▶ [HOW TO COMPLETE THIS TASK]
Only the lines that contain the string "Württemberg" belong in the answer; pull them from the records.
[DATA EXCERPTS — start]
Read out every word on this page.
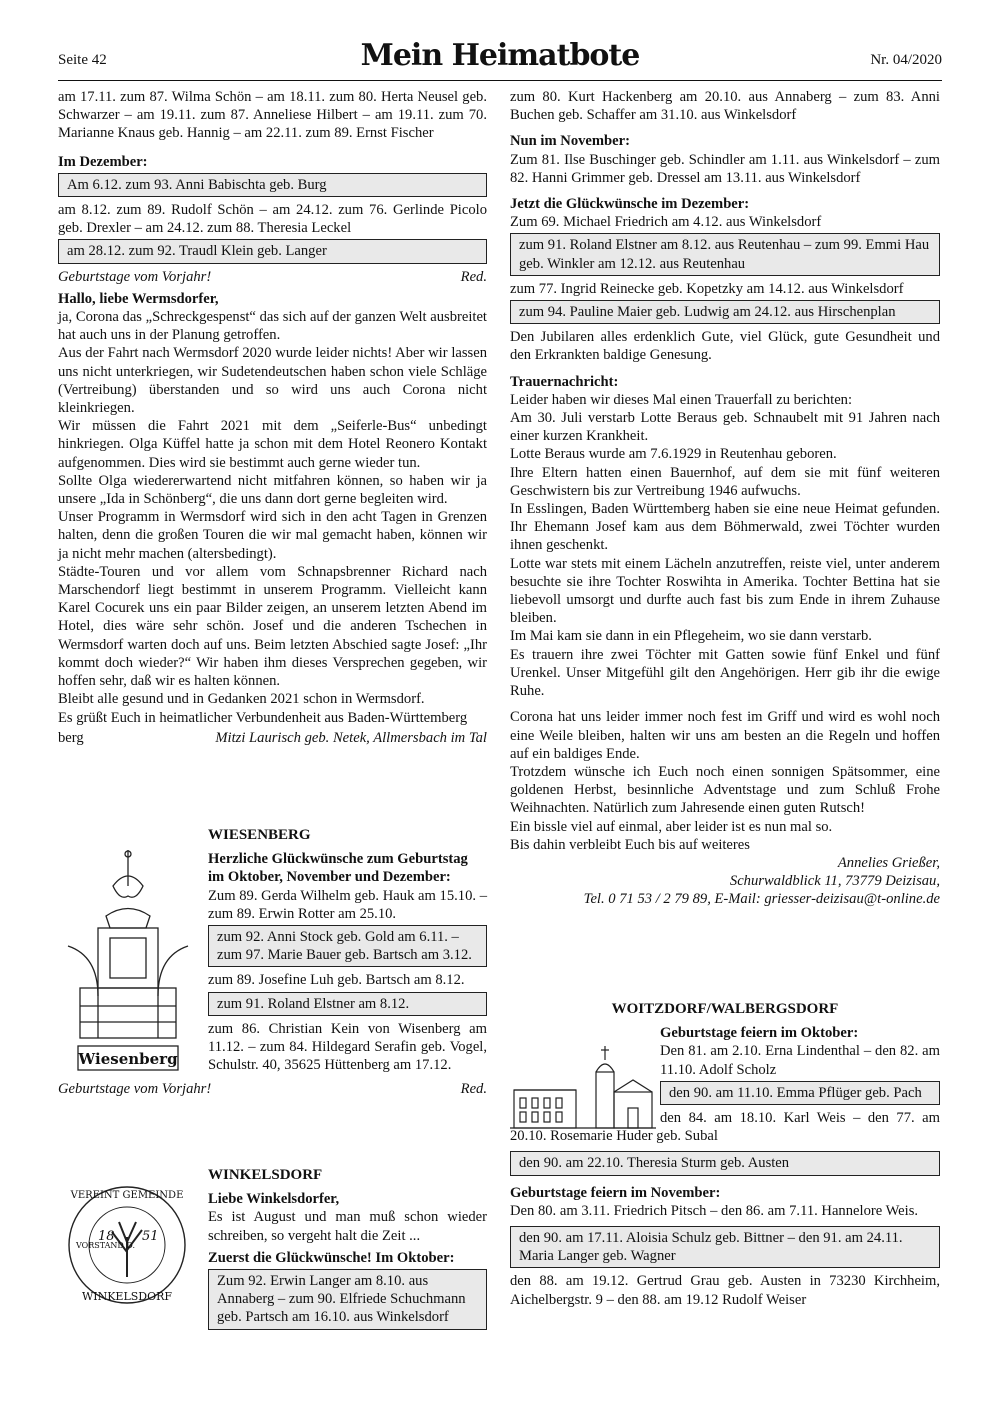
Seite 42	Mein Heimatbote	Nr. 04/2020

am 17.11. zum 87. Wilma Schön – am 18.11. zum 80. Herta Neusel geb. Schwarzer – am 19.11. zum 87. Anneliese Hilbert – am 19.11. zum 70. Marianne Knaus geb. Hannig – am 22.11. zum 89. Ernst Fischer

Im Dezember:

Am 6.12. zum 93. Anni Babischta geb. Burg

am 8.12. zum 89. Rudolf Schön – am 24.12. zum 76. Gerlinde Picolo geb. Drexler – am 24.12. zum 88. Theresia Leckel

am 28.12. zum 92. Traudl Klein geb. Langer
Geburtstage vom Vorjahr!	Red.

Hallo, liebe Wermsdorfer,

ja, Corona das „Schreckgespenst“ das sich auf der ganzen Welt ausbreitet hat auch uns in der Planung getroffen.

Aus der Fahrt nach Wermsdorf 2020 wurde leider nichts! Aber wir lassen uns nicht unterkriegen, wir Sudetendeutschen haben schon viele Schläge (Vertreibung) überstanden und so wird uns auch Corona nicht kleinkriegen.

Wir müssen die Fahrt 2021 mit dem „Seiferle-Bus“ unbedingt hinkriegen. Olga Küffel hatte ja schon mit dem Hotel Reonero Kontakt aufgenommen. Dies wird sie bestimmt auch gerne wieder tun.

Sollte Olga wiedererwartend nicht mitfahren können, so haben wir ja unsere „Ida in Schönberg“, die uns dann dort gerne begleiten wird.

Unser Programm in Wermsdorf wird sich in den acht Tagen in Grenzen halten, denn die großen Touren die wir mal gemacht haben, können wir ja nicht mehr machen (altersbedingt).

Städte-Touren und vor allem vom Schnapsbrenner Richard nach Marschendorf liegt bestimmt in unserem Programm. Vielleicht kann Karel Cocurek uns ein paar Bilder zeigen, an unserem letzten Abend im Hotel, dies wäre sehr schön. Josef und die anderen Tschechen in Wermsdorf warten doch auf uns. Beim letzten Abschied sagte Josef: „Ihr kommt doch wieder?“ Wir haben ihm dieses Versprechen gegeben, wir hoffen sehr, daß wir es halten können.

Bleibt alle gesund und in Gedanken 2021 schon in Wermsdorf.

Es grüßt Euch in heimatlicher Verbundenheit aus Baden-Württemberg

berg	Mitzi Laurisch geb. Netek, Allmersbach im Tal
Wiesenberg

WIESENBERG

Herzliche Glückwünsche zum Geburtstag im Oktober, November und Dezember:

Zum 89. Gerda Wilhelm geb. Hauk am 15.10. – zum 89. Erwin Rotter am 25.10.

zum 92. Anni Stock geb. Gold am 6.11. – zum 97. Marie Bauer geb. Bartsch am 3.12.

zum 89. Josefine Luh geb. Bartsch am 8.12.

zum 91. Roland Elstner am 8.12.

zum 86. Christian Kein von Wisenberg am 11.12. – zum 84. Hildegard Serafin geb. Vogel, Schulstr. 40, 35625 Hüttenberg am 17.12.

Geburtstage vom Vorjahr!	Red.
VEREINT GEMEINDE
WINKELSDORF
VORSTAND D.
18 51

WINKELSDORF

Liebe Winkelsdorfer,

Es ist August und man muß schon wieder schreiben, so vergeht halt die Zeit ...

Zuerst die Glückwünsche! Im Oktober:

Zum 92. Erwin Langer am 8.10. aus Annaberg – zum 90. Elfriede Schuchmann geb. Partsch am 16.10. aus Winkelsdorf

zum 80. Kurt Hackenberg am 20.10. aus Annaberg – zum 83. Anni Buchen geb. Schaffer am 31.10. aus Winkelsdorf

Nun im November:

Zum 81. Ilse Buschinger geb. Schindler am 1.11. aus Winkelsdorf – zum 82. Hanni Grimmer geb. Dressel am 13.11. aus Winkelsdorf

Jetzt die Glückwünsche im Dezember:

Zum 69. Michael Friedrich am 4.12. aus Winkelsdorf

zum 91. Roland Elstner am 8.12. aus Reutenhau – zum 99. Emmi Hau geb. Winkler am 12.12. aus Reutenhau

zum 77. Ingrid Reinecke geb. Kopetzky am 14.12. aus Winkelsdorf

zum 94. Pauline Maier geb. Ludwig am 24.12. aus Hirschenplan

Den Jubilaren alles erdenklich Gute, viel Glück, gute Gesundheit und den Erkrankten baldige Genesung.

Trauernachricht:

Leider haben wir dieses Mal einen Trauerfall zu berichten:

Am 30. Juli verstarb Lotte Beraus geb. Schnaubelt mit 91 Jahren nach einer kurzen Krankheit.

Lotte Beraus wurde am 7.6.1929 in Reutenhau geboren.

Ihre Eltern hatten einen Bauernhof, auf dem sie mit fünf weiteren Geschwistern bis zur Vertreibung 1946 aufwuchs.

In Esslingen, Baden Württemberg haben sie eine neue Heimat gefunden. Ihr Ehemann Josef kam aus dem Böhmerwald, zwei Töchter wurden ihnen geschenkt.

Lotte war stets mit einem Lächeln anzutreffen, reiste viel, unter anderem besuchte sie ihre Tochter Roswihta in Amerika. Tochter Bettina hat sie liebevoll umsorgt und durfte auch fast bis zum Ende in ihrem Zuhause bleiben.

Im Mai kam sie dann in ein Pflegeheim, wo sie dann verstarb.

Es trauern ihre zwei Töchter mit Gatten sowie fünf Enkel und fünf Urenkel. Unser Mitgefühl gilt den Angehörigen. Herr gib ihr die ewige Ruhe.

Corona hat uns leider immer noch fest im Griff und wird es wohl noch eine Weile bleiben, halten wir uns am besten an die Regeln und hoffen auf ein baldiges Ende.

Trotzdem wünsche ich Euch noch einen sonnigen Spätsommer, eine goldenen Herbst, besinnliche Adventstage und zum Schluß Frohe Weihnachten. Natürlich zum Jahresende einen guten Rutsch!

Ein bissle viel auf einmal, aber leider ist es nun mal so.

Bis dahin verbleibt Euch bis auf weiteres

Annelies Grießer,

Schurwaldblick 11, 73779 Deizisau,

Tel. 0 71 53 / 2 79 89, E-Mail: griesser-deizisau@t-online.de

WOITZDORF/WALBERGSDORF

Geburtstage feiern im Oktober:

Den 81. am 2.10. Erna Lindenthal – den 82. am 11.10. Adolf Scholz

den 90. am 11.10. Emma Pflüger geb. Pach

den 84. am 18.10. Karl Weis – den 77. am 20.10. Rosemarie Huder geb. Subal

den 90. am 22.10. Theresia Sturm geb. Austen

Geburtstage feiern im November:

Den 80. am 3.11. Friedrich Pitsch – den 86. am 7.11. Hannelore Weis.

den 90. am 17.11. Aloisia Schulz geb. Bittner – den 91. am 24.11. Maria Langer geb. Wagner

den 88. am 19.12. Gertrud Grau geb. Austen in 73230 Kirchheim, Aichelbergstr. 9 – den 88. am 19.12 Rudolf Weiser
[DATA EXCERPTS — finish]
▶ [YOUR SOLUTION]
Es grüßt Euch in heimatlicher Verbundenheit aus Baden-Württemberg
In Esslingen, Baden Württemberg haben sie eine neue Heimat gefunden. Ihr Ehemann Josef kam aus dem Böhmerwald, zwei Töchter wurden ihnen geschenkt.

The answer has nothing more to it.